▶ _STATED GOAL_: Skip the pictures. Reproduce all other material exactly.

▶ _SUPPLIED DATA_:
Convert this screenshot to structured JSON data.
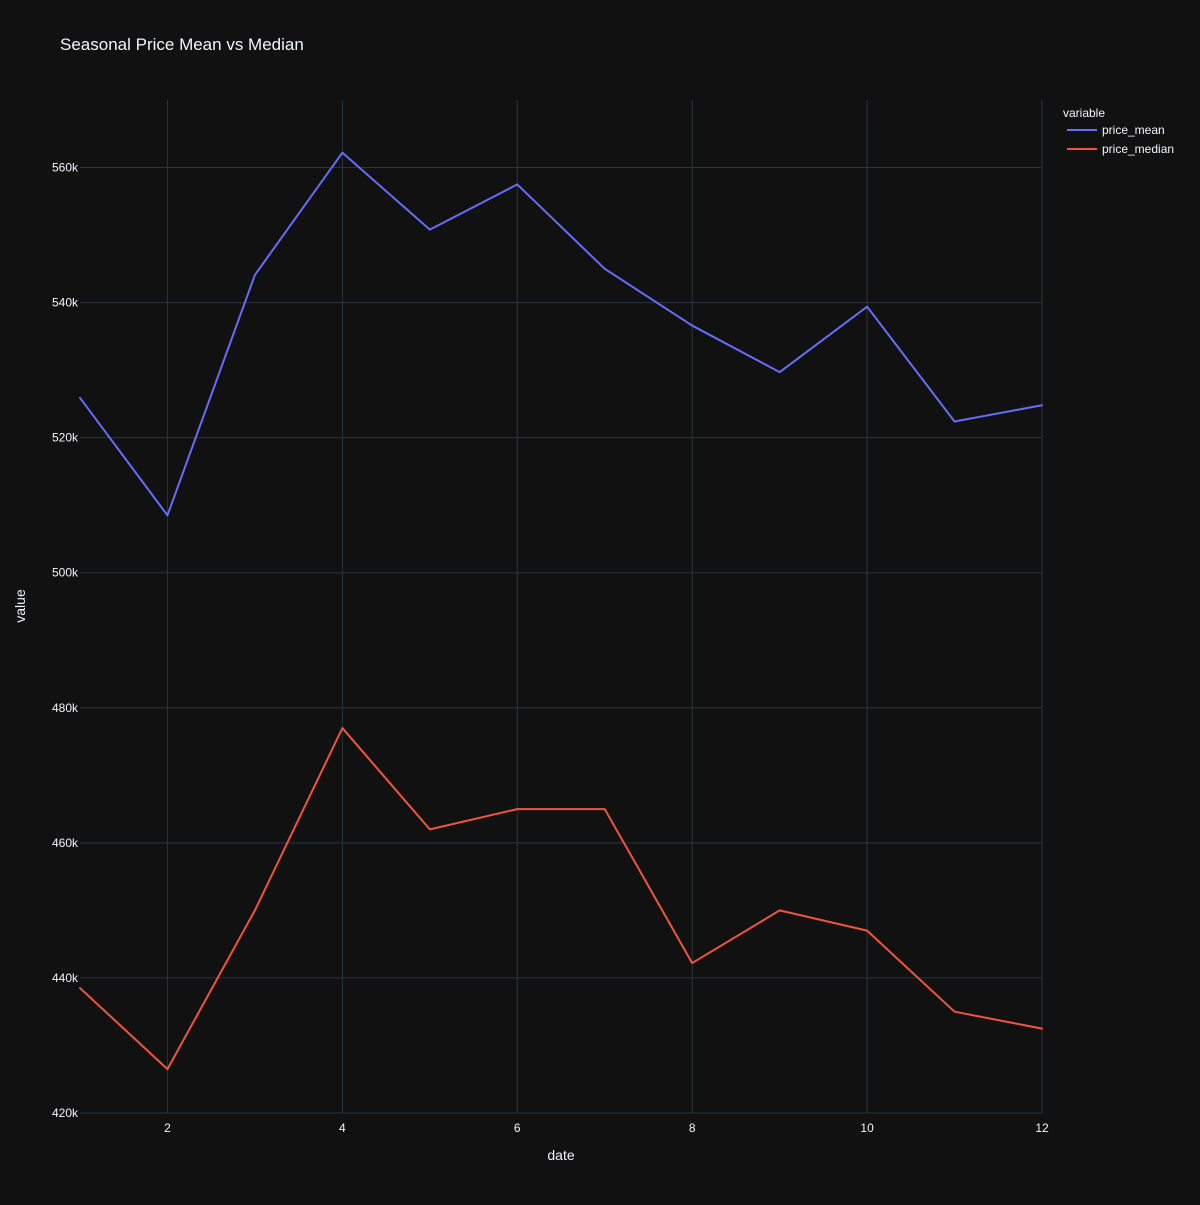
{
  "chart_data": {
    "type": "line",
    "title": "Seasonal Price Mean vs Median",
    "xlabel": "date",
    "ylabel": "value",
    "xlim": [
      1,
      12
    ],
    "ylim": [
      420000,
      570000
    ],
    "x_ticks": [
      2,
      4,
      6,
      8,
      10,
      12
    ],
    "x_tick_labels": [
      "2",
      "4",
      "6",
      "8",
      "10",
      "12"
    ],
    "y_ticks": [
      420000,
      440000,
      460000,
      480000,
      500000,
      520000,
      540000,
      560000
    ],
    "y_tick_labels": [
      "420k",
      "440k",
      "460k",
      "480k",
      "500k",
      "520k",
      "540k",
      "560k"
    ],
    "grid": true,
    "legend_title": "variable",
    "legend_position": "top-right",
    "x": [
      1,
      2,
      3,
      4,
      5,
      6,
      7,
      8,
      9,
      10,
      11,
      12
    ],
    "series": [
      {
        "name": "price_mean",
        "color": "#636efa",
        "values": [
          525900,
          508500,
          544100,
          562200,
          550800,
          557500,
          545000,
          536600,
          529700,
          539400,
          522400,
          524800
        ]
      },
      {
        "name": "price_median",
        "color": "#ef553b",
        "values": [
          438500,
          426500,
          450000,
          477000,
          462000,
          465000,
          465000,
          442200,
          450000,
          447000,
          435000,
          432500
        ]
      }
    ]
  },
  "colors": {
    "background": "#111111",
    "grid": "#283442",
    "text": "#f2f5fa"
  }
}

▶ _THE OUTPUT_:
Convert this screenshot to structured JSON data.
{
  "chart_data": {
    "type": "line",
    "title": "Seasonal Price Mean vs Median",
    "xlabel": "date",
    "ylabel": "value",
    "xlim": [
      1,
      12
    ],
    "ylim": [
      420000,
      570000
    ],
    "x_ticks": [
      2,
      4,
      6,
      8,
      10,
      12
    ],
    "x_tick_labels": [
      "2",
      "4",
      "6",
      "8",
      "10",
      "12"
    ],
    "y_ticks": [
      420000,
      440000,
      460000,
      480000,
      500000,
      520000,
      540000,
      560000
    ],
    "y_tick_labels": [
      "420k",
      "440k",
      "460k",
      "480k",
      "500k",
      "520k",
      "540k",
      "560k"
    ],
    "grid": true,
    "legend_title": "variable",
    "legend_position": "top-right",
    "x": [
      1,
      2,
      3,
      4,
      5,
      6,
      7,
      8,
      9,
      10,
      11,
      12
    ],
    "series": [
      {
        "name": "price_mean",
        "color": "#636efa",
        "values": [
          525900,
          508500,
          544100,
          562200,
          550800,
          557500,
          545000,
          536600,
          529700,
          539400,
          522400,
          524800
        ]
      },
      {
        "name": "price_median",
        "color": "#ef553b",
        "values": [
          438500,
          426500,
          450000,
          477000,
          462000,
          465000,
          465000,
          442200,
          450000,
          447000,
          435000,
          432500
        ]
      }
    ]
  },
  "colors": {
    "background": "#111111",
    "grid": "#283442",
    "text": "#f2f5fa"
  }
}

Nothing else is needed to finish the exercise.